WHAT YOU NEED TO DO
Pick out every line that holds the string "Cost" and copy it.

___ MATERIAL FOR THIS TASK ___

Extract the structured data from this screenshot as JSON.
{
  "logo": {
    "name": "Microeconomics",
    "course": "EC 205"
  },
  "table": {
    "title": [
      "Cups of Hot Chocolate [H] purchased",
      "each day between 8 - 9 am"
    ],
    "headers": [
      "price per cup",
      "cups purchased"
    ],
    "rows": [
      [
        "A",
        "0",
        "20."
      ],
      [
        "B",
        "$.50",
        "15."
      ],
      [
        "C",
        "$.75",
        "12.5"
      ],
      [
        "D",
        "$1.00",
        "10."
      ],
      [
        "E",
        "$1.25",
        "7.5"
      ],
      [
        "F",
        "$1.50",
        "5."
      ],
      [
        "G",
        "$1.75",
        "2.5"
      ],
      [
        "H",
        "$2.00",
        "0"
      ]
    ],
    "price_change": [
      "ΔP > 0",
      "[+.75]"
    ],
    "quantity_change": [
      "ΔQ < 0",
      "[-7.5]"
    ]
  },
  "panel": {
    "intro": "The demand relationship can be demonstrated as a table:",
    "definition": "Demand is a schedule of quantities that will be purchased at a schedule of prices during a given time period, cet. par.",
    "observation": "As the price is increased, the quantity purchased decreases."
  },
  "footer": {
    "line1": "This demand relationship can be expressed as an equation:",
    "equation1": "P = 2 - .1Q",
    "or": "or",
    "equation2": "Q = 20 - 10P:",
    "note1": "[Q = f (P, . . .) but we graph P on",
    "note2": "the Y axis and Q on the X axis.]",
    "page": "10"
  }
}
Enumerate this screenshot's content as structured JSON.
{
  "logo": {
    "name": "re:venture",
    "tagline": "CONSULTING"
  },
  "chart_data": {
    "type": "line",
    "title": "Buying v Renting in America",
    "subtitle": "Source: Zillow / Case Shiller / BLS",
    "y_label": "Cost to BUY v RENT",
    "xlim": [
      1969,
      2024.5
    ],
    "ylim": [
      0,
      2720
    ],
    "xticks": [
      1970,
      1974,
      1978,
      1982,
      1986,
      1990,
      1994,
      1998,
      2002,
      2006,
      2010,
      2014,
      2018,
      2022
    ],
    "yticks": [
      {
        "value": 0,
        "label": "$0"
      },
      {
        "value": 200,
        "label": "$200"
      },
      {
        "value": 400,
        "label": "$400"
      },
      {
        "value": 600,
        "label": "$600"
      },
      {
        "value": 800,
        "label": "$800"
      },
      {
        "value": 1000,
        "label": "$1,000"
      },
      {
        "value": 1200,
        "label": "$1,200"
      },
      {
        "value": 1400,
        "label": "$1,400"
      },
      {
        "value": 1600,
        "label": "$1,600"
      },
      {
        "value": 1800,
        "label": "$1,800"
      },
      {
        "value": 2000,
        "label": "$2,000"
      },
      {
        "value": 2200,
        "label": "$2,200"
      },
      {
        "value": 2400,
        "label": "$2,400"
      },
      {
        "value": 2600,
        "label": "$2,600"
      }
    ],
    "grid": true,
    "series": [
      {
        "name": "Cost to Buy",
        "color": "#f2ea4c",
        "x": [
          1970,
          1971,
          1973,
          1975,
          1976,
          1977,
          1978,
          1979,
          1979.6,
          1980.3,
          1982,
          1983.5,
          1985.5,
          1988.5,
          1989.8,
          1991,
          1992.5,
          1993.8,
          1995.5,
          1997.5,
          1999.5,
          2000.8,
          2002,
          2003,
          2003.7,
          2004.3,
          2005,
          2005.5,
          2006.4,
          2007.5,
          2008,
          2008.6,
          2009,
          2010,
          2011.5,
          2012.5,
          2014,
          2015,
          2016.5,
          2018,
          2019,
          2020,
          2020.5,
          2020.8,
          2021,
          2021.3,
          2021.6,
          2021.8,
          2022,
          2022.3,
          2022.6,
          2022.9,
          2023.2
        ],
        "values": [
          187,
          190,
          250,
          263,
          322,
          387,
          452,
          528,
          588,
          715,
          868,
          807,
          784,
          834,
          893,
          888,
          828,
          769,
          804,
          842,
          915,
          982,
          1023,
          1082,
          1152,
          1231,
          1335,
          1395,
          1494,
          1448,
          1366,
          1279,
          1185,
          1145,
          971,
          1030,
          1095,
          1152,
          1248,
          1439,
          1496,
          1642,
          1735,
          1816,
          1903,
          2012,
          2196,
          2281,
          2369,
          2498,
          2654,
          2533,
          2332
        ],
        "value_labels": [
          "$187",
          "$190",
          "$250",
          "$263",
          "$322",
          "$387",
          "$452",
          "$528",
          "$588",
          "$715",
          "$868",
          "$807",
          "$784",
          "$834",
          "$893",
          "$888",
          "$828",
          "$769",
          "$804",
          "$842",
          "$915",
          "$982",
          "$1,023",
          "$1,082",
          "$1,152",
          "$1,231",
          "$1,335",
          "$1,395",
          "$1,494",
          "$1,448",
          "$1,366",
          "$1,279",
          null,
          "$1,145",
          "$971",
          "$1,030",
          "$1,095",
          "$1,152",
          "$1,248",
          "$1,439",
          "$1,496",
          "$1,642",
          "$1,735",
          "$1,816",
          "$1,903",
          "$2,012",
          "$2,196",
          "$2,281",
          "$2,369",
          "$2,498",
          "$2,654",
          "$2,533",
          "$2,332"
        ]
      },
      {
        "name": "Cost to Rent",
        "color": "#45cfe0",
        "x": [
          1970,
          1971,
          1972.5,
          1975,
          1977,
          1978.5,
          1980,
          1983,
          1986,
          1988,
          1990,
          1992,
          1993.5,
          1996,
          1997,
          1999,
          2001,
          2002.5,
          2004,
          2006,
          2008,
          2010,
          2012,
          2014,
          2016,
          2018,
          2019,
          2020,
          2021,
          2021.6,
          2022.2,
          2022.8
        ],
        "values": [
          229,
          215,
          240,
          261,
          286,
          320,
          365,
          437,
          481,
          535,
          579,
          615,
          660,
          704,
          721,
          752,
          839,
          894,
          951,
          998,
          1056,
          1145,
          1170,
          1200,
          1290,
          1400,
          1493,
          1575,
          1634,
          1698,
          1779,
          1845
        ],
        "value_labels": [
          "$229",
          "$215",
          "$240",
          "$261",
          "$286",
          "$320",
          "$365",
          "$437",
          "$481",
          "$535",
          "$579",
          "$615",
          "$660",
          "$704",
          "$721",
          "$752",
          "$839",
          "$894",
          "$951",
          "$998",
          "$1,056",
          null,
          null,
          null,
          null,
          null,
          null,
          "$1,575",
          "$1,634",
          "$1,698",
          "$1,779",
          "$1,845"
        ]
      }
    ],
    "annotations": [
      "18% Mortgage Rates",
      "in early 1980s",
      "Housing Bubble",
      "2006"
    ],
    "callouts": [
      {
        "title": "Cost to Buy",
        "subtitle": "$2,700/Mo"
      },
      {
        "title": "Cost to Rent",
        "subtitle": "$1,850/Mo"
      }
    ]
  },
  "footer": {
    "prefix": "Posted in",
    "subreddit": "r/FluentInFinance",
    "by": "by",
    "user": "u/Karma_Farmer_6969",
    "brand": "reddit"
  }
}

___

RESULT
    "y_label": "Cost to BUY v RENT",
        "name": "Cost to Buy",
        "name": "Cost to Rent",
        "title": "Cost to Buy",
        "title": "Cost to Rent",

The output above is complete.